**DO THIS:** Copy every line of the records below that holds the word "transmitting".

── MATERIAL

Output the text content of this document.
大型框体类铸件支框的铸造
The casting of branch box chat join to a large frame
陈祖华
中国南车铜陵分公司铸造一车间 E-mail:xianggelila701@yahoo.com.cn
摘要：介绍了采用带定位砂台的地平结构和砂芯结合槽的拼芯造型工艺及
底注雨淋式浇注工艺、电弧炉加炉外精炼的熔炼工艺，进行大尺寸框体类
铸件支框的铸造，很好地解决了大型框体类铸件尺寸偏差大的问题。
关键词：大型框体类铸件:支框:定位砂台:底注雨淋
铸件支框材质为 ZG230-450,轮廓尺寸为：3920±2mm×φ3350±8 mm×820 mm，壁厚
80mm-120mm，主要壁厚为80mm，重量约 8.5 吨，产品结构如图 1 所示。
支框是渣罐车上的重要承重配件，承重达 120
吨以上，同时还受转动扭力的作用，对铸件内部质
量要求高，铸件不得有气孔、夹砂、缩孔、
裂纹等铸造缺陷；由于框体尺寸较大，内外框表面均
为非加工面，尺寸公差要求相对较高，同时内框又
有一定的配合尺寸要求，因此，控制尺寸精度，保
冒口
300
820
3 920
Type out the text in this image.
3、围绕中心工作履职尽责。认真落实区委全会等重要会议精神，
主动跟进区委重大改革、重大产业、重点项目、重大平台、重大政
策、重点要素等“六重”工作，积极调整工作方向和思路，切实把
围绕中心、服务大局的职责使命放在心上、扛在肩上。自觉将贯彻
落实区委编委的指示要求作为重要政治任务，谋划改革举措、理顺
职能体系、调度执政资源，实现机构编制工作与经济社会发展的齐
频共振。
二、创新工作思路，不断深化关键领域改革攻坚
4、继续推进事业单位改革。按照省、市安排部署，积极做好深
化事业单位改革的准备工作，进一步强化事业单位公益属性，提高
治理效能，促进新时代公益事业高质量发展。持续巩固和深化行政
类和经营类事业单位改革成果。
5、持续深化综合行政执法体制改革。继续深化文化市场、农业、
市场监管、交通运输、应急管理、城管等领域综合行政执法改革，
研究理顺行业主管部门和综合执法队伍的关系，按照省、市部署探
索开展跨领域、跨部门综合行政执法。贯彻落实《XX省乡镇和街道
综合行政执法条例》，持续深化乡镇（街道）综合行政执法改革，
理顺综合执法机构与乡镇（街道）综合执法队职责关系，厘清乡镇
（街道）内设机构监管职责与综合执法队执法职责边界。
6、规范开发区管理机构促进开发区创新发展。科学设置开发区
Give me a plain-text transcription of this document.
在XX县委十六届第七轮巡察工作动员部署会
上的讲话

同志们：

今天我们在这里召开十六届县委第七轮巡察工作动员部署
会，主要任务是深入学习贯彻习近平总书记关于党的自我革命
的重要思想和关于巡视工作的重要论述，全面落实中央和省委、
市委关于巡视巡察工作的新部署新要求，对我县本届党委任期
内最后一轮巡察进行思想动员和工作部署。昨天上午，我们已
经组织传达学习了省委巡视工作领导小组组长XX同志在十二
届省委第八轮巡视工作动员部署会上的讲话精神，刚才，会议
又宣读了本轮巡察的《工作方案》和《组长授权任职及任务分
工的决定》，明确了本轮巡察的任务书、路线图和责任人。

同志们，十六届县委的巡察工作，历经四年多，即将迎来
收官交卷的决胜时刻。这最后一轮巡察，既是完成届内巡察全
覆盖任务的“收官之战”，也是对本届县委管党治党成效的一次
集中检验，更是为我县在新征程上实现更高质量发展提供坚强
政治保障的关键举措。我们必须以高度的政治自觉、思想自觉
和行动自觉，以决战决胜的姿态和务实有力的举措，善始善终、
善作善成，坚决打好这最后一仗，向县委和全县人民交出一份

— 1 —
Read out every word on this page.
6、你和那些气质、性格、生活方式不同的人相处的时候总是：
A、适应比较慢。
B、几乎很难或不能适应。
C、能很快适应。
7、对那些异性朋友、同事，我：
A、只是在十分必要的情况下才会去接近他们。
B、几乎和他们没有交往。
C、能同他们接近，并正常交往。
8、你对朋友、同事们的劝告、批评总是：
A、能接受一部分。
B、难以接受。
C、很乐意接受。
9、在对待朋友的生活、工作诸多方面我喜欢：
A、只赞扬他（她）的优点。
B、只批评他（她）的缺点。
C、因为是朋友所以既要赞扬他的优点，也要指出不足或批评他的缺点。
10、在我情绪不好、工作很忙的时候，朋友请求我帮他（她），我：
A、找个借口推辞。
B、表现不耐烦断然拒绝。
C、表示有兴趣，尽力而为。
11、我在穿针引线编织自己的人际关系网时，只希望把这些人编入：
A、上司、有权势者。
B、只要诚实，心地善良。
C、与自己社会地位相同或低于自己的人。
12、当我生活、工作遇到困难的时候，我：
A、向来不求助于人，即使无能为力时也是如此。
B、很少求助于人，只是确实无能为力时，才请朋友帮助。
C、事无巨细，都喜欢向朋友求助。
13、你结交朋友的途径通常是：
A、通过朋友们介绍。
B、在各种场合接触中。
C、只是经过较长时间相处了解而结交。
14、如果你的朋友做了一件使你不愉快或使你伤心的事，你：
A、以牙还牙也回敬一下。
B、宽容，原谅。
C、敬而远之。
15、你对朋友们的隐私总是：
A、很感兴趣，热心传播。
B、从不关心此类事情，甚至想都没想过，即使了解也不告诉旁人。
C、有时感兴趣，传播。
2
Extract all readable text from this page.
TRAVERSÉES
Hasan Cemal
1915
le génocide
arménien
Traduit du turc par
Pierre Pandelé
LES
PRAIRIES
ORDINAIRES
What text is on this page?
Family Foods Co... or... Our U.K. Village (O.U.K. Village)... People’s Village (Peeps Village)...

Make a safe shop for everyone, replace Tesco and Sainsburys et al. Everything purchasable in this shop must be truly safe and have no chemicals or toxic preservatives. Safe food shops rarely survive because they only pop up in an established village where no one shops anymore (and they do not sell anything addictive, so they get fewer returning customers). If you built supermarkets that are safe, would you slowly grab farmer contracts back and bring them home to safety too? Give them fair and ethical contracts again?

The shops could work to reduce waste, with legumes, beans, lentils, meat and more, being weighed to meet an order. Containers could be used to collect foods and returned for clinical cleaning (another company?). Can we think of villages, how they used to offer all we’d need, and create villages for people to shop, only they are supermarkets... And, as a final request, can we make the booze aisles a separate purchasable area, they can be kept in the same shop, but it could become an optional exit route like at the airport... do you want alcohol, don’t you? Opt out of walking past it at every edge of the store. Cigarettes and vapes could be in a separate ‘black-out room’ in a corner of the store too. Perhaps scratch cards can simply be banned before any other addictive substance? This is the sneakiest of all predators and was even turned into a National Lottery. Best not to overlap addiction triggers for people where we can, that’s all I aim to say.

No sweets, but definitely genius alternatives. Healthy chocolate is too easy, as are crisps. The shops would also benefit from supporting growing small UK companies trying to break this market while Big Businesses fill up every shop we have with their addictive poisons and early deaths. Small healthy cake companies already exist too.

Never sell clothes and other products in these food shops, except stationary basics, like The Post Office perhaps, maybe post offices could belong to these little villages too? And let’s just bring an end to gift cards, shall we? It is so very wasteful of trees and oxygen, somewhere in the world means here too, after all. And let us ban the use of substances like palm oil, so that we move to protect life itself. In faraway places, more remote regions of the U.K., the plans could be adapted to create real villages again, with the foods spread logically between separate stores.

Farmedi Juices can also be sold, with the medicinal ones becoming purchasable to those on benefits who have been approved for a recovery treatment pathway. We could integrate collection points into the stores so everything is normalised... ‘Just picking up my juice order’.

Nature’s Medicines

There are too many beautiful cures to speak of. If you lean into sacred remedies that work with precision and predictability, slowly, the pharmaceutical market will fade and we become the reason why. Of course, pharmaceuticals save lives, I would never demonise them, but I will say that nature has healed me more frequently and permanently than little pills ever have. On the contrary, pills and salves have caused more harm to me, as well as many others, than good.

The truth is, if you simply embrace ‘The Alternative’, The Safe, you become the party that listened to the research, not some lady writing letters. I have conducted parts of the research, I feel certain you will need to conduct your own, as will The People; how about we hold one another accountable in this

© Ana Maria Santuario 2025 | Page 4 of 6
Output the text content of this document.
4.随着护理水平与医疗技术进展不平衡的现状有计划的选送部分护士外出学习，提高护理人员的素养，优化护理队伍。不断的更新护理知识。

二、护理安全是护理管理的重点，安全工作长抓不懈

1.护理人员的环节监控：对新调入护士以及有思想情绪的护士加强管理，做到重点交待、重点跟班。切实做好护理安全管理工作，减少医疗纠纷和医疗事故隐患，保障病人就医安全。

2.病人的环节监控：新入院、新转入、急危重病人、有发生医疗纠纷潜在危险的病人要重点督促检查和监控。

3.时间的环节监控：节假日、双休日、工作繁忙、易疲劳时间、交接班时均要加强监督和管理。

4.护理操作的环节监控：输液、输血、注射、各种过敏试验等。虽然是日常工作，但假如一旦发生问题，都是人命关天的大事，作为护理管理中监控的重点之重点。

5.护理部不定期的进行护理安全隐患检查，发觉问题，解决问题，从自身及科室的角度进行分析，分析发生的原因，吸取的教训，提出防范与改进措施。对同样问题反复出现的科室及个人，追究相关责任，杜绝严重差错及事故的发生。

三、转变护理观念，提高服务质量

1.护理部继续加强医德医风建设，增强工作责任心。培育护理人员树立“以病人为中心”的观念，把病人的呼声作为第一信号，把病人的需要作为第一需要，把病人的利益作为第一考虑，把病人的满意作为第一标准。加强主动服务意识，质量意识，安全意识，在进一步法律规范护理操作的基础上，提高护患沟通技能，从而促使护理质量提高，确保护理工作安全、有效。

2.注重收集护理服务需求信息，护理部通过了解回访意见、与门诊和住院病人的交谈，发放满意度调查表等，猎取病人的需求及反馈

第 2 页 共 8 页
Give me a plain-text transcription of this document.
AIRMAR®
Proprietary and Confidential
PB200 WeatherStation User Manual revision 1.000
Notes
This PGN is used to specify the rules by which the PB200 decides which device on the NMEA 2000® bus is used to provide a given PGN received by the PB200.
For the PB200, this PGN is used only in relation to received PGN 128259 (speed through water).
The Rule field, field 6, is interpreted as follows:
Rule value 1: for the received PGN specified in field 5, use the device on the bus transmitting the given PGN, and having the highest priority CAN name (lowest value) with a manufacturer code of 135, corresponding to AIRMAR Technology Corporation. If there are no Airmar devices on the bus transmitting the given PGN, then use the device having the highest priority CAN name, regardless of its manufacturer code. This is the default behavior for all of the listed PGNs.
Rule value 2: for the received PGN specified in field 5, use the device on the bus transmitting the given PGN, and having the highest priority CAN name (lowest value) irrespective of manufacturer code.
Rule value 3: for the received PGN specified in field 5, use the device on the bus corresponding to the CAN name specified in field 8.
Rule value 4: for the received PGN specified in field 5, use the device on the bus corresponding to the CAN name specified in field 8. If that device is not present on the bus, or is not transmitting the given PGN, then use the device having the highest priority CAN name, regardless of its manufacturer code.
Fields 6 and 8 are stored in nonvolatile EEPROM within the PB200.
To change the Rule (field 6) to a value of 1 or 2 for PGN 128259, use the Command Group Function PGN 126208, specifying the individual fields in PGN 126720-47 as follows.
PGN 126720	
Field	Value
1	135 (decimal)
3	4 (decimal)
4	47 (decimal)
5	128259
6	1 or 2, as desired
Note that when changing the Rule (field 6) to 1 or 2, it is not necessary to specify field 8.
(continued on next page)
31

────

**THE RESULT:**
Rule value 1: for the received PGN specified in field 5, use the device on the bus transmitting the given PGN, and having the highest priority CAN name (lowest value) with a manufacturer code of 135, corresponding to AIRMAR Technology Corporation. If there are no Airmar devices on the bus transmitting the given PGN, then use the device having the highest priority CAN name, regardless of its manufacturer code. This is the default behavior for all of the listed PGNs.
Rule value 2: for the received PGN specified in field 5, use the device on the bus transmitting the given PGN, and having the highest priority CAN name (lowest value) irrespective of manufacturer code.
Rule value 4: for the received PGN specified in field 5, use the device on the bus corresponding to the CAN name specified in field 8. If that device is not present on the bus, or is not transmitting the given PGN, then use the device having the highest priority CAN name, regardless of its manufacturer code.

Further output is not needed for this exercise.